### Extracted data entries
_ _ _
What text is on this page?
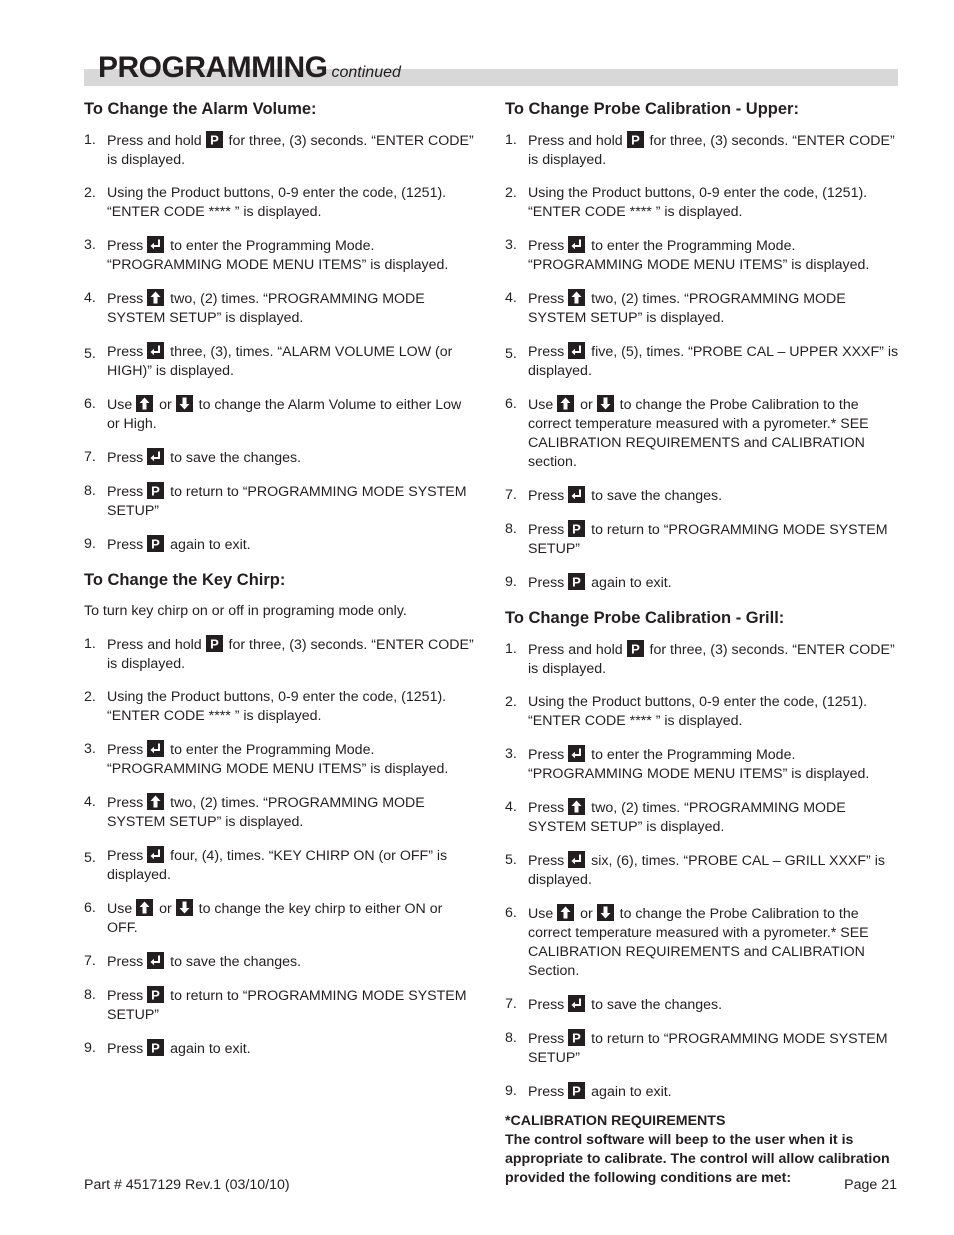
PROGRAMMING continued
To Change the Alarm Volume:
1. Press and hold P for three, (3) seconds. “ENTER CODE” is displayed.
2. Using the Product buttons, 0-9 enter the code, (1251). “ENTER CODE **** ” is displayed.
3. Press
to enter the Programming Mode. “PROGRAMMING MODE MENU ITEMS” is displayed.
4. Press
two, (2) times. “PROGRAMMING MODE SYSTEM SETUP” is displayed.
5. Press
three, (3), times. “ALARM VOLUME LOW (or HIGH)” is displayed.
6. Use
or
to change the Alarm Volume to either Low or High.
7. Press
to save the changes.
8. Press P to return to “PROGRAMMING MODE SYSTEM SETUP”
9. Press P again to exit.
To Change the Key Chirp:

To turn key chirp on or off in programing mode only.

1. Press and hold P for three, (3) seconds. “ENTER CODE” is displayed.
2. Using the Product buttons, 0-9 enter the code, (1251). “ENTER CODE **** ” is displayed.
3. Press
to enter the Programming Mode. “PROGRAMMING MODE MENU ITEMS” is displayed.
4. Press
two, (2) times. “PROGRAMMING MODE SYSTEM SETUP” is displayed.
5. Press
four, (4), times. “KEY CHIRP ON (or OFF” is displayed.
6. Use
or
to change the key chirp to either ON or OFF.
7. Press
to save the changes.
8. Press P to return to “PROGRAMMING MODE SYSTEM SETUP”
9. Press P again to exit.
To Change Probe Calibration - Upper:
1. Press and hold P for three, (3) seconds. “ENTER CODE” is displayed.
2. Using the Product buttons, 0-9 enter the code, (1251). “ENTER CODE **** ” is displayed.
3. Press
to enter the Programming Mode. “PROGRAMMING MODE MENU ITEMS” is displayed.
4. Press
two, (2) times. “PROGRAMMING MODE SYSTEM SETUP” is displayed.
5. Press
five, (5), times. “PROBE CAL – UPPER XXXF” is displayed.
6. Use
or
to change the Probe Calibration to the correct temperature measured with a pyrometer.* SEE CALIBRATION REQUIREMENTS and CALIBRATION section.
7. Press
to save the changes.
8. Press P to return to “PROGRAMMING MODE SYSTEM SETUP”
9. Press P again to exit.
To Change Probe Calibration - Grill:
1. Press and hold P for three, (3) seconds. “ENTER CODE” is displayed.
2. Using the Product buttons, 0-9 enter the code, (1251). “ENTER CODE **** ” is displayed.
3. Press
to enter the Programming Mode. “PROGRAMMING MODE MENU ITEMS” is displayed.
4. Press
two, (2) times. “PROGRAMMING MODE SYSTEM SETUP” is displayed.
5. Press
six, (6), times. “PROBE CAL – GRILL XXXF” is displayed.
6. Use
or
to change the Probe Calibration to the correct temperature measured with a pyrometer.* SEE CALIBRATION REQUIREMENTS and CALIBRATION Section.
7. Press
to save the changes.
8. Press P to return to “PROGRAMMING MODE SYSTEM SETUP”
9. Press P again to exit.
*CALIBRATION REQUIREMENTS
The control software will beep to the user when it is appropriate to calibrate. The control will allow calibration provided the following conditions are met:
Part # 4517129 Rev.1 (03/10/10)	Page 21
_ _ _
### What the task asks
Without the pictures, output the full listing exactly as it stands.

### The answer
What text is on this page?
PROGRAMMING continued
To Change the Alarm Volume:
1. Press and hold P for three, (3) seconds. “ENTER CODE” is displayed.
2. Using the Product buttons, 0-9 enter the code, (1251). “ENTER CODE **** ” is displayed.
3. Press
to enter the Programming Mode. “PROGRAMMING MODE MENU ITEMS” is displayed.
4. Press
two, (2) times. “PROGRAMMING MODE SYSTEM SETUP” is displayed.
5. Press
three, (3), times. “ALARM VOLUME LOW (or HIGH)” is displayed.
6. Use
or
to change the Alarm Volume to either Low or High.
7. Press
to save the changes.
8. Press P to return to “PROGRAMMING MODE SYSTEM SETUP”
9. Press P again to exit.
To Change the Key Chirp:

To turn key chirp on or off in programing mode only.

1. Press and hold P for three, (3) seconds. “ENTER CODE” is displayed.
2. Using the Product buttons, 0-9 enter the code, (1251). “ENTER CODE **** ” is displayed.
3. Press
to enter the Programming Mode. “PROGRAMMING MODE MENU ITEMS” is displayed.
4. Press
two, (2) times. “PROGRAMMING MODE SYSTEM SETUP” is displayed.
5. Press
four, (4), times. “KEY CHIRP ON (or OFF” is displayed.
6. Use
or
to change the key chirp to either ON or OFF.
7. Press
to save the changes.
8. Press P to return to “PROGRAMMING MODE SYSTEM SETUP”
9. Press P again to exit.
To Change Probe Calibration - Upper:
1. Press and hold P for three, (3) seconds. “ENTER CODE” is displayed.
2. Using the Product buttons, 0-9 enter the code, (1251). “ENTER CODE **** ” is displayed.
3. Press
to enter the Programming Mode. “PROGRAMMING MODE MENU ITEMS” is displayed.
4. Press
two, (2) times. “PROGRAMMING MODE SYSTEM SETUP” is displayed.
5. Press
five, (5), times. “PROBE CAL – UPPER XXXF” is displayed.
6. Use
or
to change the Probe Calibration to the correct temperature measured with a pyrometer.* SEE CALIBRATION REQUIREMENTS and CALIBRATION section.
7. Press
to save the changes.
8. Press P to return to “PROGRAMMING MODE SYSTEM SETUP”
9. Press P again to exit.
To Change Probe Calibration - Grill:
1. Press and hold P for three, (3) seconds. “ENTER CODE” is displayed.
2. Using the Product buttons, 0-9 enter the code, (1251). “ENTER CODE **** ” is displayed.
3. Press
to enter the Programming Mode. “PROGRAMMING MODE MENU ITEMS” is displayed.
4. Press
two, (2) times. “PROGRAMMING MODE SYSTEM SETUP” is displayed.
5. Press
six, (6), times. “PROBE CAL – GRILL XXXF” is displayed.
6. Use
or
to change the Probe Calibration to the correct temperature measured with a pyrometer.* SEE CALIBRATION REQUIREMENTS and CALIBRATION Section.
7. Press
to save the changes.
8. Press P to return to “PROGRAMMING MODE SYSTEM SETUP”
9. Press P again to exit.
*CALIBRATION REQUIREMENTS
The control software will beep to the user when it is appropriate to calibrate. The control will allow calibration provided the following conditions are met:
Part # 4517129 Rev.1 (03/10/10)	Page 21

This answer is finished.